• _EXTRACT_:
****
Most Similar Word Vectors to “Sustainability” and “Profitability” Over Time.
Note: Column “Prior” indicates the cosine similarity of the vector of the focal word to its own vector one period prior. Cosine similarities of the listed word and the focal word are provided in parentheses. HSE = health, safety, and environment; EHS = Environment, health, and safety; CSR = corporate social responsibility; ESG = environmental, social, and governance.
In all, this brief application highlights the unique insights that can emerge when leveraging longitudinal organizational website data. It reveals that the meaning of some—but not all—concepts in organizational discourse, as captured by how organizations discuss them on their websites, changes over time. Thus, work that analyzes textual data generated by organizations should critically consider the extent to which the fundamental meaning of focal concepts differs depending on the time period under consideration.
Discussion and Conclusion
Organizational websites offer researchers access to unique perspectives compared to other data sources, such as firm disclosures (e.g., Hoberg & Phillips, 2010). Nevertheless, collecting and analyzing the unstructured big data necessary for such research remains a major bottleneck—especially concerning website data over time. We provide a framework and toolkit that enables researchers to leverage the latent potential of these data—offering a four-step tutorial, an open-access codebase, and a novel database. Following suggestions in recent work (Boegershausen et al., 2022; Edelman, 2012; Landers et al., 2016; Powell et al., 2016), we have designed our approach around Archive.org's Wayback Machine and critically evaluated the data it provides. As a result, we offer, to the best of our knowledge, the first systematic empirical validation of this rich database's data quality and coverage.
Our approach to collecting longitudinal website data at scale that works with any website sparks novel research avenues that leverage websites’ texts, their multimodal nature, and/or their HTML code. Table 4 summarizes the nonexhaustive list of research avenues that we discuss below. First, future research may explicitly consider how the effects of variables constructed using organizations’ website texts compare to those generated using other data sources. For example, while organizational distinctiveness can be operationalized using many different variables (Deephouse, 1999; Zhao et al., 2017), work to date has largely remained agnostic about the implications of doing so. Yet, positioning oneself as different from competitors online should have substantially different consequences than distinctively arranging strategic resources: The former is highly visible yet may be merely rhetorical, while the latter is less visible yet entails actual resource allocation decisions. Therefore, operationalizations of distinctiveness based on differing data sources promise to have strong theoretical implications (Durand & Haans, 2022).
****
Stored items
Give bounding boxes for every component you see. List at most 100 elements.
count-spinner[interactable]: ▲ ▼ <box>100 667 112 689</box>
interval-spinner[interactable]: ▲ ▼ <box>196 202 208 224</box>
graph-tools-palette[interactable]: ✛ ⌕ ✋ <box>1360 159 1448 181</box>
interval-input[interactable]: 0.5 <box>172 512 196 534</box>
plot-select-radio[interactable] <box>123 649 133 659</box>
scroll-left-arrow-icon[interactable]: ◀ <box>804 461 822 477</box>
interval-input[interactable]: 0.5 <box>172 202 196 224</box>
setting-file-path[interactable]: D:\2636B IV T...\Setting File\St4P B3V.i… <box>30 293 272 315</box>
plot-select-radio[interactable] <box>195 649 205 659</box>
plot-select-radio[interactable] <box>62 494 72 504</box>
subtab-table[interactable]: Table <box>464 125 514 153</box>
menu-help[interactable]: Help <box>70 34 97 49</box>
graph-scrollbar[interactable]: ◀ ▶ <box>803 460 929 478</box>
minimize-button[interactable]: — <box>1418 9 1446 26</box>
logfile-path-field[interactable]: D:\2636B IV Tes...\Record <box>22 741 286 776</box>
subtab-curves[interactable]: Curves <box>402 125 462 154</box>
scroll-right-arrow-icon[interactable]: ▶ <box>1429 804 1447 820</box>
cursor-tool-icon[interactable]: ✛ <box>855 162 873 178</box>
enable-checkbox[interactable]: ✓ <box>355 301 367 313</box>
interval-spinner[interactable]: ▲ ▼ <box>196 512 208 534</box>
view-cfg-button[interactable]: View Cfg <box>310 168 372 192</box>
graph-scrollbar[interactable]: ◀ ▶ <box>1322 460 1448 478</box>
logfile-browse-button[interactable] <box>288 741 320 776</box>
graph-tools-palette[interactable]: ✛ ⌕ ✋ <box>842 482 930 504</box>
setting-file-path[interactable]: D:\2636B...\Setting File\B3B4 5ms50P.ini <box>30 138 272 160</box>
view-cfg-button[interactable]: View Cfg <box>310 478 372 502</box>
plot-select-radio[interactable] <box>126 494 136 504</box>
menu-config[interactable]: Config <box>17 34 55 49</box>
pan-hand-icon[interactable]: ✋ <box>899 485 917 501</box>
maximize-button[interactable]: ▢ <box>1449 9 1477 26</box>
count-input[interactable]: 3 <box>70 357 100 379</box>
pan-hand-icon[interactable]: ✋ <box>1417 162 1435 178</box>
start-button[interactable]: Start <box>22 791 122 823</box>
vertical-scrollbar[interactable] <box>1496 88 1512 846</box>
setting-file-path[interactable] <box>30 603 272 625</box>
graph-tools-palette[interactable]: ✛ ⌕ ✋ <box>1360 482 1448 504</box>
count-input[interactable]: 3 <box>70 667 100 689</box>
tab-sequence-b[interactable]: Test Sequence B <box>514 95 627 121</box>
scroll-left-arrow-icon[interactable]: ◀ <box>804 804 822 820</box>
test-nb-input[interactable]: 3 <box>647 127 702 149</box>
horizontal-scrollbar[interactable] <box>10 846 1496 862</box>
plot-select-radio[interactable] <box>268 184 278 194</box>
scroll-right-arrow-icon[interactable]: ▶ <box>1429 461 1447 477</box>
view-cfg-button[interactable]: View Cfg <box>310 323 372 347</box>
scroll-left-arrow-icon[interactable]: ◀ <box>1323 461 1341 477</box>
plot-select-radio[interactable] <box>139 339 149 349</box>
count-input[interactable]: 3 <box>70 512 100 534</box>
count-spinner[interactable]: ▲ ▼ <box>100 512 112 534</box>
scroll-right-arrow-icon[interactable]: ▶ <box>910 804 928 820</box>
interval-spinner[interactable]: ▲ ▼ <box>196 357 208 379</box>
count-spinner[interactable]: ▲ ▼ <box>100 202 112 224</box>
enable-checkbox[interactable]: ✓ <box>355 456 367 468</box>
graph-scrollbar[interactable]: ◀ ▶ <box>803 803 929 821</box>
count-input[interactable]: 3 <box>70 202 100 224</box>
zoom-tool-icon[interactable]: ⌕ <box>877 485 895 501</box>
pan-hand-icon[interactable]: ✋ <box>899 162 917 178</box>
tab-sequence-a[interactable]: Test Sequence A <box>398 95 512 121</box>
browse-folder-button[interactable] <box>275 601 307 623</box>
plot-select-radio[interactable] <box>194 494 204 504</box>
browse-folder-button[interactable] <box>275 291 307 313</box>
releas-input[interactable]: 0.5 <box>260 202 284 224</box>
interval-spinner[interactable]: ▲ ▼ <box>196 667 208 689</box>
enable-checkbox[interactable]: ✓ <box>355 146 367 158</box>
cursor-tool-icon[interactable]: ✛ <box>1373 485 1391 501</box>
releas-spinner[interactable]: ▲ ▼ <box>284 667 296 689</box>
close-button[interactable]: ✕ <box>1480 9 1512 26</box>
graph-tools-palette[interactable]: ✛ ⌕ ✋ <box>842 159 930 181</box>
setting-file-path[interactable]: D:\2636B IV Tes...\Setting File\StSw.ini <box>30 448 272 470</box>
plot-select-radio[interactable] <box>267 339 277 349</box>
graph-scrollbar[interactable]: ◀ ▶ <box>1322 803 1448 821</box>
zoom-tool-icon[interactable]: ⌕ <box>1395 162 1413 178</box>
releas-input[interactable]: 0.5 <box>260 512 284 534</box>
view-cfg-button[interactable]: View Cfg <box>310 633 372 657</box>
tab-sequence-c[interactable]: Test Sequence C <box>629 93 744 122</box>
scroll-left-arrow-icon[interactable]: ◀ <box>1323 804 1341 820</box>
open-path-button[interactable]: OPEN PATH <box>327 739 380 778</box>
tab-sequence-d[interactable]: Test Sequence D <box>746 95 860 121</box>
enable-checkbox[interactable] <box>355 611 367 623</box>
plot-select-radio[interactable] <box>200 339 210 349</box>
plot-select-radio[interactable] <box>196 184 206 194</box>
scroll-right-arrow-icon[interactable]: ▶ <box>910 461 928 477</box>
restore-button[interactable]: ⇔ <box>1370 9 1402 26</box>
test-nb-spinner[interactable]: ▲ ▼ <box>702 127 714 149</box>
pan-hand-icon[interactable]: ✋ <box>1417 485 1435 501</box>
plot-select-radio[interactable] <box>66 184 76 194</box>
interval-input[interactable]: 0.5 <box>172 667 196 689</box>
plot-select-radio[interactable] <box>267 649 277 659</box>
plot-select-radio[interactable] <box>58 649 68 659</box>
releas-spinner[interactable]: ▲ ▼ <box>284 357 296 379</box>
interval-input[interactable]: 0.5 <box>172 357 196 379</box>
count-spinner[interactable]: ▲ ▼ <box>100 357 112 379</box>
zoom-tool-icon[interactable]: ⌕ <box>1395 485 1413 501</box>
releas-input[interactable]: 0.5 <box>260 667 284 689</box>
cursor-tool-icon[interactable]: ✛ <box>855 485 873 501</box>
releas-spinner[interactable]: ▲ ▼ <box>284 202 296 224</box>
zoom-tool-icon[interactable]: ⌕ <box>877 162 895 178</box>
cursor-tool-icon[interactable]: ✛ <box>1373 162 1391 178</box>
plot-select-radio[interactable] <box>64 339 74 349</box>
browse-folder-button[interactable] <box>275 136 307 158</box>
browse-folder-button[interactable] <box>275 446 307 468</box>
****
• _QUESTIONS ON THE MATERIAL_:
a. According to the website-data extract, why should measures of organizational distinctiveness drawn from different data sources have strong theoretical implications? Answer in one to three sentences.
b. Carry the website-data extract forward, starting after its final sentence.

• _RESPONSE LIST_:
a. Positioning a firm as different from competitors online should have substantially different consequences than arranging strategic resources distinctively. Online positioning is highly visible but may be merely rhetorical. Distinctive resource arrangement is less visible but involves actual resource allocation decisions.

b.
Examples of Approaches to Using Website-Based Data for Future Organizational Research.
A second research opportunity regarding website texts lies in how they enable the categorization of organizations into groups based on more fine-grained and multidimensional data than traditional approaches. Indeed, much work in organization research hinges on comparisons between firms, requiring researchers to define which firms are considered and compared. Here, work commonly relies on established industry classifications, such as SIC Codes, to determine the set of relevant firms. More recently, however, scholars have attempted to develop inductive classifications using dictionary-based approaches (Hoberg & Phillips, 2010), topic modeling (Guo et al., 2017; Shi et al., 2016), and embeddings (Guzman & Li, 2023). Organizational website texts enable researchers to devise such bottom-up, positioning-based classifications for all organizations with a website. For example, the topic model that we used to summarize the textual content of firms’ websites also enables the granular identification of industries, their concentration, and changes therein over time. Moreover, website texts can be used to operationalize firms’ strategic positioning, including their closest competitors (Guzman & Li, 2023). In contrast to approaches using mandatory disclosures as their source of organizational textual data (e.g., Hoberg & Phillips, 2010), website-based insights can also be generated for third-sector industries and private entities with minimal disclosure requirements. Website data can, thus, offer novel insights on topics such as strategic groups, organizational ecology, and competitive dynamics for types of organizations not captured in other data sources (Carroll, 1984; Hannan & Freeman, 1977; McNamara et al., 2003; Porac et al., 1989).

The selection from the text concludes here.